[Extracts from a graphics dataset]
# # #
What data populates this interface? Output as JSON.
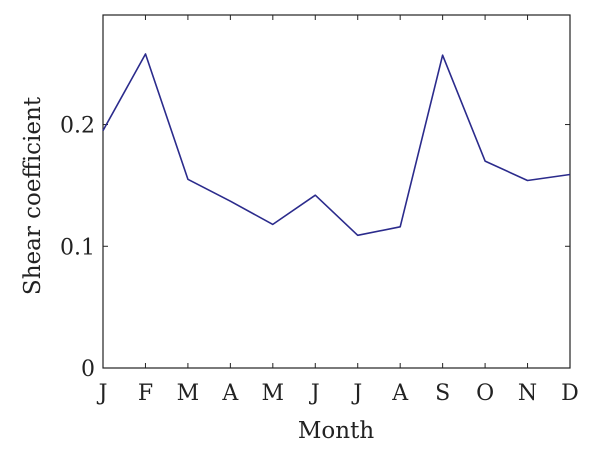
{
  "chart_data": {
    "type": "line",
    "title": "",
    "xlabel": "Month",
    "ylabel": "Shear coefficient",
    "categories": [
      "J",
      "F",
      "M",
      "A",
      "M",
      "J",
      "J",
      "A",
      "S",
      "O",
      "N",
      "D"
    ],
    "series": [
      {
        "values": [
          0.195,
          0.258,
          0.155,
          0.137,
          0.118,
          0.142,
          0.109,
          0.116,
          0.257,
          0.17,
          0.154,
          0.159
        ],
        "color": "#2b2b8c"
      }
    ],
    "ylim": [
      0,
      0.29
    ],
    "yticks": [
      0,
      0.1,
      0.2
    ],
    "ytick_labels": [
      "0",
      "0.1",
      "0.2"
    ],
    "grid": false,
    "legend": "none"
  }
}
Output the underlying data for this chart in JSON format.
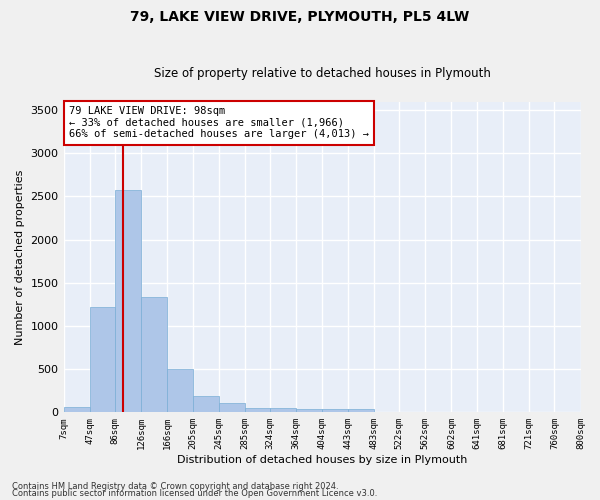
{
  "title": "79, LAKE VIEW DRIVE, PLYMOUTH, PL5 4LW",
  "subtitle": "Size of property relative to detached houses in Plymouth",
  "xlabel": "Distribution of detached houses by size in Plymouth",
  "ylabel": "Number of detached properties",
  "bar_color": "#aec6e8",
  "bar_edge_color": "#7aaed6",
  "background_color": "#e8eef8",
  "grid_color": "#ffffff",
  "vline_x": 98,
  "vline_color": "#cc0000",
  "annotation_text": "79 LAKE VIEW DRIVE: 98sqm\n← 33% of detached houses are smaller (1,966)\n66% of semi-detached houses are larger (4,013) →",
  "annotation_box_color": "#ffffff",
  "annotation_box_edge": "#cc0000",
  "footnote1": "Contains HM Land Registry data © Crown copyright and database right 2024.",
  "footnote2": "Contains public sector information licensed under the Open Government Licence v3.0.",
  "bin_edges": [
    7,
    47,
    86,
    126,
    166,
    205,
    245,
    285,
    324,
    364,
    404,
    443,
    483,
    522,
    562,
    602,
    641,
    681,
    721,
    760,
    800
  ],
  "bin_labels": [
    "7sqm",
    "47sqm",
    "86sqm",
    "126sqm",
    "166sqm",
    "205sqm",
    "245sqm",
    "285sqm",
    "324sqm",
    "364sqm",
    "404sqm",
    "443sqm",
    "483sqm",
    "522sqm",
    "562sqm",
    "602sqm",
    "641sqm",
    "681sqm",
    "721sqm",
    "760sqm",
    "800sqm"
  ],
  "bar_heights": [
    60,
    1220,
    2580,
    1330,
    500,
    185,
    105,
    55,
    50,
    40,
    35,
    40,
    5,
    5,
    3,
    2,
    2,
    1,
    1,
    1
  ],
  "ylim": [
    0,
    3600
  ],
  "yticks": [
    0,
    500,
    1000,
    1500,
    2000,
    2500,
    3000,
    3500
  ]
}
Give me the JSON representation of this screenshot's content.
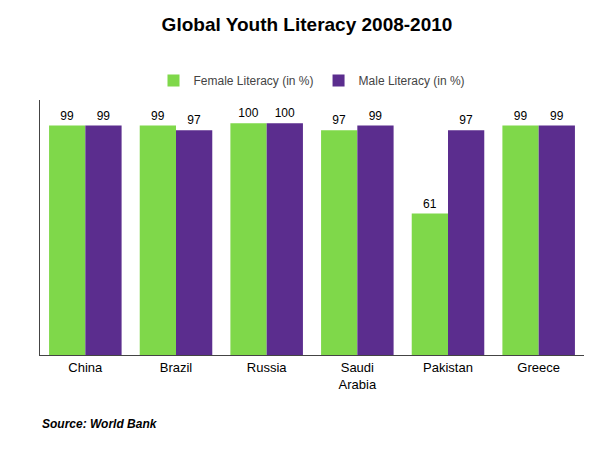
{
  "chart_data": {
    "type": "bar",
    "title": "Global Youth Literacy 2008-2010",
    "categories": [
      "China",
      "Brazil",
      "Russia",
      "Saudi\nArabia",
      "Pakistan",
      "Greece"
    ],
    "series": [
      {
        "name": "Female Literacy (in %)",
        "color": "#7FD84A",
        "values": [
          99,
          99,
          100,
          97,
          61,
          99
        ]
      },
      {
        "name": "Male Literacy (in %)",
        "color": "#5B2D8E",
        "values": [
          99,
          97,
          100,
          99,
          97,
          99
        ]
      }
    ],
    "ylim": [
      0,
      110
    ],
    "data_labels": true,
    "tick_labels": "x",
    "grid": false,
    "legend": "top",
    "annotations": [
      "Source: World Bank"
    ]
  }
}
# # #
__PROBLEM REQUIREMENTS__:
Extract the full listing exactly, with the pictures left out.

__WRITTEN SOLUTION__:
What data populates this interface? Output as JSON.
{
  "chart_data": {
    "type": "line",
    "title": "",
    "xlabel": "Month",
    "ylabel": "Shear coefficient",
    "categories": [
      "J",
      "F",
      "M",
      "A",
      "M",
      "J",
      "J",
      "A",
      "S",
      "O",
      "N",
      "D"
    ],
    "series": [
      {
        "values": [
          0.195,
          0.258,
          0.155,
          0.137,
          0.118,
          0.142,
          0.109,
          0.116,
          0.257,
          0.17,
          0.154,
          0.159
        ],
        "color": "#2b2b8c"
      }
    ],
    "ylim": [
      0,
      0.29
    ],
    "yticks": [
      0,
      0.1,
      0.2
    ],
    "ytick_labels": [
      "0",
      "0.1",
      "0.2"
    ],
    "grid": false,
    "legend": "none"
  }
}
Output the underlying data for this chart in JSON format.
{
  "title": "79, LAKE VIEW DRIVE, PLYMOUTH, PL5 4LW",
  "subtitle": "Size of property relative to detached houses in Plymouth",
  "xlabel": "Distribution of detached houses by size in Plymouth",
  "ylabel": "Number of detached properties",
  "bar_color": "#aec6e8",
  "bar_edge_color": "#7aaed6",
  "background_color": "#e8eef8",
  "grid_color": "#ffffff",
  "vline_x": 98,
  "vline_color": "#cc0000",
  "annotation_text": "79 LAKE VIEW DRIVE: 98sqm\n← 33% of detached houses are smaller (1,966)\n66% of semi-detached houses are larger (4,013) →",
  "annotation_box_color": "#ffffff",
  "annotation_box_edge": "#cc0000",
  "footnote1": "Contains HM Land Registry data © Crown copyright and database right 2024.",
  "footnote2": "Contains public sector information licensed under the Open Government Licence v3.0.",
  "bin_edges": [
    7,
    47,
    86,
    126,
    166,
    205,
    245,
    285,
    324,
    364,
    404,
    443,
    483,
    522,
    562,
    602,
    641,
    681,
    721,
    760,
    800
  ],
  "bin_labels": [
    "7sqm",
    "47sqm",
    "86sqm",
    "126sqm",
    "166sqm",
    "205sqm",
    "245sqm",
    "285sqm",
    "324sqm",
    "364sqm",
    "404sqm",
    "443sqm",
    "483sqm",
    "522sqm",
    "562sqm",
    "602sqm",
    "641sqm",
    "681sqm",
    "721sqm",
    "760sqm",
    "800sqm"
  ],
  "bar_heights": [
    60,
    1220,
    2580,
    1330,
    500,
    185,
    105,
    55,
    50,
    40,
    35,
    40,
    5,
    5,
    3,
    2,
    2,
    1,
    1,
    1
  ],
  "ylim": [
    0,
    3600
  ],
  "yticks": [
    0,
    500,
    1000,
    1500,
    2000,
    2500,
    3000,
    3500
  ]
}
Give me the JSON representation of this screenshot's content.
{
  "chart_data": {
    "type": "bar",
    "title": "Global Youth Literacy 2008-2010",
    "categories": [
      "China",
      "Brazil",
      "Russia",
      "Saudi\nArabia",
      "Pakistan",
      "Greece"
    ],
    "series": [
      {
        "name": "Female Literacy (in %)",
        "color": "#7FD84A",
        "values": [
          99,
          99,
          100,
          97,
          61,
          99
        ]
      },
      {
        "name": "Male Literacy (in %)",
        "color": "#5B2D8E",
        "values": [
          99,
          97,
          100,
          99,
          97,
          99
        ]
      }
    ],
    "ylim": [
      0,
      110
    ],
    "data_labels": true,
    "tick_labels": "x",
    "grid": false,
    "legend": "top",
    "annotations": [
      "Source: World Bank"
    ]
  }
}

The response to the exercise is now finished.